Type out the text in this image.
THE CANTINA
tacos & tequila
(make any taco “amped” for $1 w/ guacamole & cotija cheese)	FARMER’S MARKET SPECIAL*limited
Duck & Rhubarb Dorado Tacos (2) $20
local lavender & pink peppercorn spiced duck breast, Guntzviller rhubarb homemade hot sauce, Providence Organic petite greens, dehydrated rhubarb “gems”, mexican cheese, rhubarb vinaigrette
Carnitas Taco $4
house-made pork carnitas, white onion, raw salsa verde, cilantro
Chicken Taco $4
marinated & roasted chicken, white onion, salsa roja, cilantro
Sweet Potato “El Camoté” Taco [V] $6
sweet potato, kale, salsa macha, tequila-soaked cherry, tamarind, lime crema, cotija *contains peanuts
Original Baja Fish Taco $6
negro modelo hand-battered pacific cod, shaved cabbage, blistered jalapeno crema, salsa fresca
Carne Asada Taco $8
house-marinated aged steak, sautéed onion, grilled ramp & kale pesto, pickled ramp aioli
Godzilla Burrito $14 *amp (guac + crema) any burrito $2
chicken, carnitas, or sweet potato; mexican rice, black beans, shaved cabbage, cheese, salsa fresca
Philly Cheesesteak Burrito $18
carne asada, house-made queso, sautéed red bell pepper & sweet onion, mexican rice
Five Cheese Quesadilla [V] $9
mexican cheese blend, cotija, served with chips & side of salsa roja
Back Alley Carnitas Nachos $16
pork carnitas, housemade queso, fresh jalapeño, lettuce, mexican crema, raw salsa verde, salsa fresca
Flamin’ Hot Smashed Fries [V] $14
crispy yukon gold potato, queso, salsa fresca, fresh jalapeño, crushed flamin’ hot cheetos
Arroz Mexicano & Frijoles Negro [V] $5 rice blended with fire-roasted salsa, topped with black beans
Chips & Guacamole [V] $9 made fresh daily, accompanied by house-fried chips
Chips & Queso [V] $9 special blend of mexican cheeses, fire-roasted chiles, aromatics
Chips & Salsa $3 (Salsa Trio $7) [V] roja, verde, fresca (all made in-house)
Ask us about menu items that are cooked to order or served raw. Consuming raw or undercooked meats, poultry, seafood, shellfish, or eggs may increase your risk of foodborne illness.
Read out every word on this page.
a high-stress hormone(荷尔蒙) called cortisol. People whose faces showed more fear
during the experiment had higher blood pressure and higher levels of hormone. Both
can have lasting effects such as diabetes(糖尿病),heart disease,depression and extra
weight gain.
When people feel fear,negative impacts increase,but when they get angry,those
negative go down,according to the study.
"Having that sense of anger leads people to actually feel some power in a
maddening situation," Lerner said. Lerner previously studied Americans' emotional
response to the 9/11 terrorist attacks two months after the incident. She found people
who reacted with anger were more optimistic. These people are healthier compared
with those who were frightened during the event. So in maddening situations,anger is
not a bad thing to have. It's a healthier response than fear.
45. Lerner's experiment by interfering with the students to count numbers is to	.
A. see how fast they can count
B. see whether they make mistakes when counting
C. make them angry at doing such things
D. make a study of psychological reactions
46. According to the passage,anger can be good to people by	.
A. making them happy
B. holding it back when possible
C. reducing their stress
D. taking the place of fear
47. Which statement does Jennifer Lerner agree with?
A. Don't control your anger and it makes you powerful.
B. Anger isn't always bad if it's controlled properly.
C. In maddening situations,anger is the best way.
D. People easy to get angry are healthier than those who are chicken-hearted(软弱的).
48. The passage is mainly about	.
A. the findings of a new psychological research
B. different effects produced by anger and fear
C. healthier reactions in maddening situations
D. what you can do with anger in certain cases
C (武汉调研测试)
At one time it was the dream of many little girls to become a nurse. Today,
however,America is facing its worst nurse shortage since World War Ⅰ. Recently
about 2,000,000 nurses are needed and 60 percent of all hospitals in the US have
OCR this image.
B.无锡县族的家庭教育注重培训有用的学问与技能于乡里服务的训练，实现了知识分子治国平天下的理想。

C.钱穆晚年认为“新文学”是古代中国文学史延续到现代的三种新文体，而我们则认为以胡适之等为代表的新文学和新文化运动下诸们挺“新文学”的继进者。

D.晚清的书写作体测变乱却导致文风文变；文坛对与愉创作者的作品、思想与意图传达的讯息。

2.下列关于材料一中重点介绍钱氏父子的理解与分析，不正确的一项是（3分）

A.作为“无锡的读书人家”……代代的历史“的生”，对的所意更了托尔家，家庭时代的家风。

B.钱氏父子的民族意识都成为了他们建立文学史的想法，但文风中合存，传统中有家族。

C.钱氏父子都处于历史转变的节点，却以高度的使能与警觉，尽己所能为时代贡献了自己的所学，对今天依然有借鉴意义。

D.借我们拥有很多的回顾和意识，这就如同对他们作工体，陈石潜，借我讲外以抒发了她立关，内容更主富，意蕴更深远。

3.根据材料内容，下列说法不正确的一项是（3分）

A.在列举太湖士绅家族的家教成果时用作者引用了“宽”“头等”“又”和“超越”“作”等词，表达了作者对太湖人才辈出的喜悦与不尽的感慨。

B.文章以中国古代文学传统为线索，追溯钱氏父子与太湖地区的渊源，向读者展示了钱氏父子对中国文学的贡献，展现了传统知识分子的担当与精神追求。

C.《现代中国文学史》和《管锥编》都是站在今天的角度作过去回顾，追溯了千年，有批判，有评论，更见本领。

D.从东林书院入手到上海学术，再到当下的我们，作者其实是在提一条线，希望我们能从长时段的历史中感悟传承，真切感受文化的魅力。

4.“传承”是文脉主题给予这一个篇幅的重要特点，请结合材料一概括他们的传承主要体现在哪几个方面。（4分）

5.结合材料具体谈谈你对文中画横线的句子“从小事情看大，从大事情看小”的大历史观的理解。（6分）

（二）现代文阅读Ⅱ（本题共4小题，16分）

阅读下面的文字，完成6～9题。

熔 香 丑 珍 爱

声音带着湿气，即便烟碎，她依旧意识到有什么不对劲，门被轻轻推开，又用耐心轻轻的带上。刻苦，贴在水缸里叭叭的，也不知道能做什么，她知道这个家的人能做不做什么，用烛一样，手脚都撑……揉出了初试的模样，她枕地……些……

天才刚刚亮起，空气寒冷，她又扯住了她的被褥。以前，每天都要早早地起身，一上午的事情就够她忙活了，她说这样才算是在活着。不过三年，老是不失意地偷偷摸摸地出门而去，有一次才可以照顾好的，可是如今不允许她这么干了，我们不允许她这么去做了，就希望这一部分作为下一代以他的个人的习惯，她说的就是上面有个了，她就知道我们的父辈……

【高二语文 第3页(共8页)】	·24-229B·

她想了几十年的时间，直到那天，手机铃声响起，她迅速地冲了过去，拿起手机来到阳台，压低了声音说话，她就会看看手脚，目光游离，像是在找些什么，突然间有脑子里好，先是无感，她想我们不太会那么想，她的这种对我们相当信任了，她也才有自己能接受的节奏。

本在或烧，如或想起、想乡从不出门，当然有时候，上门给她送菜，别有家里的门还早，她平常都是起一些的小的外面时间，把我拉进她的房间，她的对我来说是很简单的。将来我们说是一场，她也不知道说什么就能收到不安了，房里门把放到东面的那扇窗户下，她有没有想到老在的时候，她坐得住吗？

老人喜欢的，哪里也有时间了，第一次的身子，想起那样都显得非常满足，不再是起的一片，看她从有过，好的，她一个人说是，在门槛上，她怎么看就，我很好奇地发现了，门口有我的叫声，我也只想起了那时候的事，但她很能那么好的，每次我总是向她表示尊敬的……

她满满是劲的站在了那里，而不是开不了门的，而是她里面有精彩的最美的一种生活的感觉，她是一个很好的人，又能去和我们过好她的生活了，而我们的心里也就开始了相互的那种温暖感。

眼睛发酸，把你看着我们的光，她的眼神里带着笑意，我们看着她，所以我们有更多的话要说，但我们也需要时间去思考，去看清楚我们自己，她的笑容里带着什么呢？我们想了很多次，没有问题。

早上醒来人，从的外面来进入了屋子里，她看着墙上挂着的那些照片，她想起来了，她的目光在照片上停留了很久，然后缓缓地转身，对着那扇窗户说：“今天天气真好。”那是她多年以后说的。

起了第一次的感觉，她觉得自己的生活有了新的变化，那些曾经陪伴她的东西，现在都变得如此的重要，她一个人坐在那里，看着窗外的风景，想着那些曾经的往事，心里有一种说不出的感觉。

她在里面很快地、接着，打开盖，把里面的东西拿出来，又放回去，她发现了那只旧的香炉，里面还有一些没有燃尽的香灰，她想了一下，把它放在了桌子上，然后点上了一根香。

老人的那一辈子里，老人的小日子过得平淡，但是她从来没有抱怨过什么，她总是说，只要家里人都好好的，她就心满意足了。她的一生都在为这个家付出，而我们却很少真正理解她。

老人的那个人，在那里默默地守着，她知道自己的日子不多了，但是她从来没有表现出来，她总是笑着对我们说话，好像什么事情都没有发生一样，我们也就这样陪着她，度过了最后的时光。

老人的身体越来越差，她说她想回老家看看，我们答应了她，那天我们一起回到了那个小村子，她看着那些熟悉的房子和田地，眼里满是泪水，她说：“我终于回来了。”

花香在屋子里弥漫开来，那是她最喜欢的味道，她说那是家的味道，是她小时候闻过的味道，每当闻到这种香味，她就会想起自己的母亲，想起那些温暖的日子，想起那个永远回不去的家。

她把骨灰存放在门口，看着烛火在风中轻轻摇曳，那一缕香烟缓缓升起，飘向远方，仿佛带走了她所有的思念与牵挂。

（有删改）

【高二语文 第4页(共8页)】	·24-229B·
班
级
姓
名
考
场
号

------------------------------------------------

• Stated task: Provide the number of lines in the entries that include "cabbage", and no other text.

• Answer: 2